# REQUIREMENTS:
Copy each line with the word "name" in it.

━━━━━ EXTRACTED RECORDS ━━━━━

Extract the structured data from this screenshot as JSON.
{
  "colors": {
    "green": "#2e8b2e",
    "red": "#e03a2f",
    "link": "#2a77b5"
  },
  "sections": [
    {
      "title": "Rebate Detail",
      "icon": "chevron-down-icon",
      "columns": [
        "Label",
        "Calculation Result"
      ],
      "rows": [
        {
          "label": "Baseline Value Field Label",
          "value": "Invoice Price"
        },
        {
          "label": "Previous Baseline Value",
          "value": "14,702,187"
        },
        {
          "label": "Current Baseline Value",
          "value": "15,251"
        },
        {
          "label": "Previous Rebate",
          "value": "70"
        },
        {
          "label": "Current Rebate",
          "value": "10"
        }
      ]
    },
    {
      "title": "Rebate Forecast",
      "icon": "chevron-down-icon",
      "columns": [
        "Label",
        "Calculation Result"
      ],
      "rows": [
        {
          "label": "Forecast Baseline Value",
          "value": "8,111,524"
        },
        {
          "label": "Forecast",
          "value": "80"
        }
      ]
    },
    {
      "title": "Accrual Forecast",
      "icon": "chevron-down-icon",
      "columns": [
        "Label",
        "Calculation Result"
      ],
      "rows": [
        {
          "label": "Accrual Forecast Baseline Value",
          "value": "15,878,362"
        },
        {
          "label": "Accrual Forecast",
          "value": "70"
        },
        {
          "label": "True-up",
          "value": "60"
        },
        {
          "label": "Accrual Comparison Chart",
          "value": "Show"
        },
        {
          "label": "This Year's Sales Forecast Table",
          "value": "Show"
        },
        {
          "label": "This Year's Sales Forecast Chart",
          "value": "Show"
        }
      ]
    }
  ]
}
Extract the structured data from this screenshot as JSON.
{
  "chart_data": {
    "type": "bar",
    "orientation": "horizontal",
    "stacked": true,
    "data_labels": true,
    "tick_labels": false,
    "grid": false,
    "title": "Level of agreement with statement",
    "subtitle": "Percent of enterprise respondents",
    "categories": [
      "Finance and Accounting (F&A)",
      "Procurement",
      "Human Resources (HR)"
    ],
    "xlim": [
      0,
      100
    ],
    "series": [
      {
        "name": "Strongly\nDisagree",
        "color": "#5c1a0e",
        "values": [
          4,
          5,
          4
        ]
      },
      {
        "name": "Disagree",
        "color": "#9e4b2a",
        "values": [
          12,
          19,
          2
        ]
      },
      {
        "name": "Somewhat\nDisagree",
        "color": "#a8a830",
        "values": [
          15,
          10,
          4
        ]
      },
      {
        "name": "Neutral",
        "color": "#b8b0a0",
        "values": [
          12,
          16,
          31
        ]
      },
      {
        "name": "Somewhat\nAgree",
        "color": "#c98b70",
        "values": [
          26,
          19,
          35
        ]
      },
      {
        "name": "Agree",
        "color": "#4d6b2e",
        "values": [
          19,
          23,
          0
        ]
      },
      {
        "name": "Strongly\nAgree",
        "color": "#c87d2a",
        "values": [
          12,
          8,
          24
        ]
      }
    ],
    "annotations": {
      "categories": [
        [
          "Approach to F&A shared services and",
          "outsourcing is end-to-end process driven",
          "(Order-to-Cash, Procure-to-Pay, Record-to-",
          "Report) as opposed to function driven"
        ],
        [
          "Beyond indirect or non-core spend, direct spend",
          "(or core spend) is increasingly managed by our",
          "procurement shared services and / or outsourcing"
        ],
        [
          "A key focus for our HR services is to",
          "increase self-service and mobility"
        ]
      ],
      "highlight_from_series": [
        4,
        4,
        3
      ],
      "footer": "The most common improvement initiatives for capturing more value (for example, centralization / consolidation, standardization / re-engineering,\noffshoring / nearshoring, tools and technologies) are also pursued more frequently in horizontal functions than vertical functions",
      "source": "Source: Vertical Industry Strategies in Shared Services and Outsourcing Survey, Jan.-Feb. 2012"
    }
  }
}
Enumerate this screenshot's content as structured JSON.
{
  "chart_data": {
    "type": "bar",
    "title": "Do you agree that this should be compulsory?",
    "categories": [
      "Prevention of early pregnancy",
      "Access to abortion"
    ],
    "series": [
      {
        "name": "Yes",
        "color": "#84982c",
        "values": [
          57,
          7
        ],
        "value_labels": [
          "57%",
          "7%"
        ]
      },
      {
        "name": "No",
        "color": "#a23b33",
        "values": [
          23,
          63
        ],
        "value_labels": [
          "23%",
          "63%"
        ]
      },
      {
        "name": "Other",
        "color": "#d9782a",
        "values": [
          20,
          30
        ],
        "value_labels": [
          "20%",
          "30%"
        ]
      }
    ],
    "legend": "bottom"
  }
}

━━━━━

# WRITTEN ANSWER:
        "name": "Strongly\nDisagree",
        "name": "Disagree",
        "name": "Somewhat\nDisagree",
        "name": "Neutral",
        "name": "Somewhat\nAgree",
        "name": "Agree",
        "name": "Strongly\nAgree",
        "name": "Yes",
        "name": "No",
        "name": "Other",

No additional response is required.